Problem to work on.
Rewrite all the material below as a numbered list with one line per item, omitting blank lines and leaving the pictures out.
╭──
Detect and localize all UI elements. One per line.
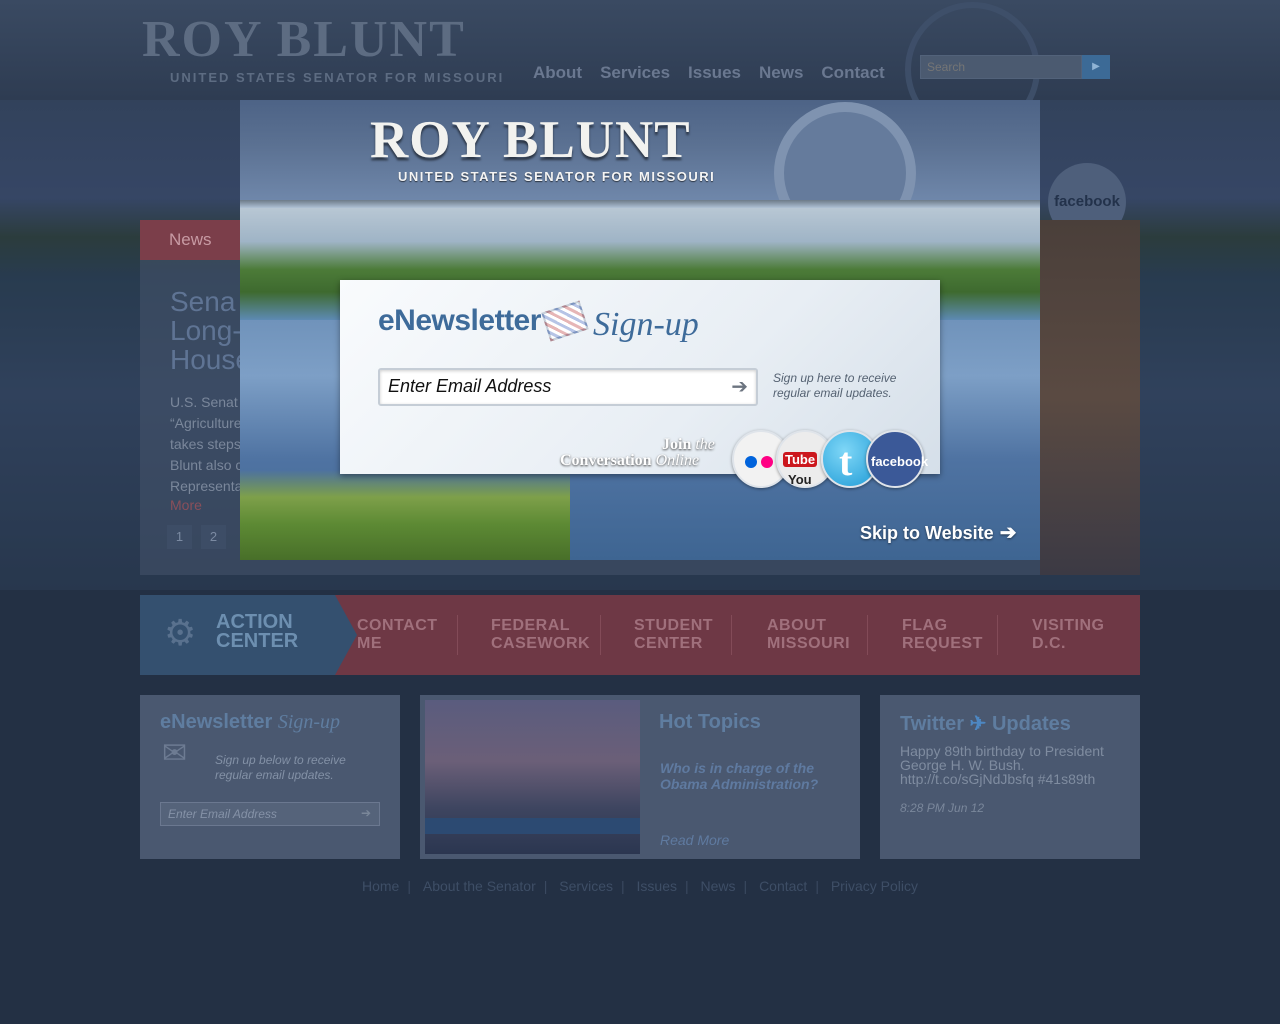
join-heading-line2: Conversation Online (560, 452, 699, 470)
youtube-tube: Tube (783, 452, 818, 467)
join-word-italic: Online (655, 452, 700, 469)
email-input-placeholder: Enter Email Address (388, 376, 552, 396)
modal-landscape-grass (240, 470, 570, 560)
facebook-icon[interactable]: facebook (866, 430, 928, 488)
modal-banner: ROY BLUNT UNITED STATES SENATOR FOR MISS… (240, 100, 1040, 208)
newsletter-modal: ROY BLUNT UNITED STATES SENATOR FOR MISS… (240, 100, 1040, 560)
twitter-glyph: t (839, 439, 853, 484)
skip-label: Skip to Website (860, 523, 994, 543)
modal-logo: ROY BLUNT (370, 111, 691, 169)
modal-logo-subtitle: UNITED STATES SENATOR FOR MISSOURI (398, 169, 716, 184)
signup-title: eNewsletter (378, 304, 541, 337)
envelope-icon (541, 300, 589, 342)
signup-card: eNewsletter Sign-up Enter Email Address … (340, 280, 940, 488)
youtube-you: You (788, 472, 812, 487)
missouri-seal-icon (772, 100, 920, 200)
facebook-wordmark: facebook (871, 454, 929, 469)
arrow-right-icon: ➔ (999, 522, 1017, 544)
youtube-wordmark: You Tube (783, 452, 818, 487)
join-word-italic: the (695, 436, 715, 453)
signup-note: Sign up here to receive regular email up… (773, 371, 897, 400)
signup-title-script: Sign-up (593, 306, 699, 343)
arrow-right-icon[interactable]: ➔ (731, 374, 748, 399)
join-word: Conversation (560, 452, 652, 469)
join-word: Join (662, 436, 692, 453)
newsletter-modal-overlay: ROY BLUNT UNITED STATES SENATOR FOR MISS… (0, 0, 1280, 1024)
skip-to-website-link[interactable]: Skip to Website ➔ (860, 520, 1016, 545)
email-input[interactable]: Enter Email Address ➔ (378, 368, 758, 406)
╰──
Solution below.
1. Detect and localize all UI elements. One per line.
2. join-heading-line2: Conversation Online (560, 452, 699, 470)
3. youtube-tube: Tube (783, 452, 818, 467)
4. join-word-italic: Online (655, 452, 700, 469)
5. email-input-placeholder: Enter Email Address (388, 376, 552, 396)
6. modal-landscape-grass (240, 470, 570, 560)
7. facebook-icon[interactable]: facebook (866, 430, 928, 488)
8. modal-banner: ROY BLUNT UNITED STATES SENATOR FOR MISS… (240, 100, 1040, 208)
9. newsletter-modal: ROY BLUNT UNITED STATES SENATOR FOR MISS… (240, 100, 1040, 560)
10. twitter-glyph: t (839, 439, 853, 484)
11. skip-label: Skip to Website (860, 523, 994, 543)
12. modal-logo: ROY BLUNT (370, 111, 691, 169)
13. modal-logo-subtitle: UNITED STATES SENATOR FOR MISSOURI (398, 169, 716, 184)
14. signup-title: eNewsletter (378, 304, 541, 337)
15. envelope-icon (541, 300, 589, 342)
16. signup-card: eNewsletter Sign-up Enter Email Address … (340, 280, 940, 488)
17. youtube-you: You (788, 472, 812, 487)
18. missouri-seal-icon (772, 100, 920, 200)
19. facebook-wordmark: facebook (871, 454, 929, 469)
20. arrow-right-icon: ➔ (999, 522, 1017, 544)
21. youtube-wordmark: You Tube (783, 452, 818, 487)
22. join-word-italic: the (695, 436, 715, 453)
23. signup-note: Sign up here to receive regular email up… (773, 371, 897, 400)
24. signup-title-script: Sign-up (593, 306, 699, 343)
25. arrow-right-icon[interactable]: ➔ (731, 374, 748, 399)
26. join-word: Conversation (560, 452, 652, 469)
27. join-word: Join (662, 436, 692, 453)
28. newsletter-modal-overlay: ROY BLUNT UNITED STATES SENATOR FOR MISS… (0, 0, 1280, 1024)
29. skip-to-website-link[interactable]: Skip to Website ➔ (860, 520, 1016, 545)
30. email-input[interactable]: Enter Email Address ➔ (378, 368, 758, 406)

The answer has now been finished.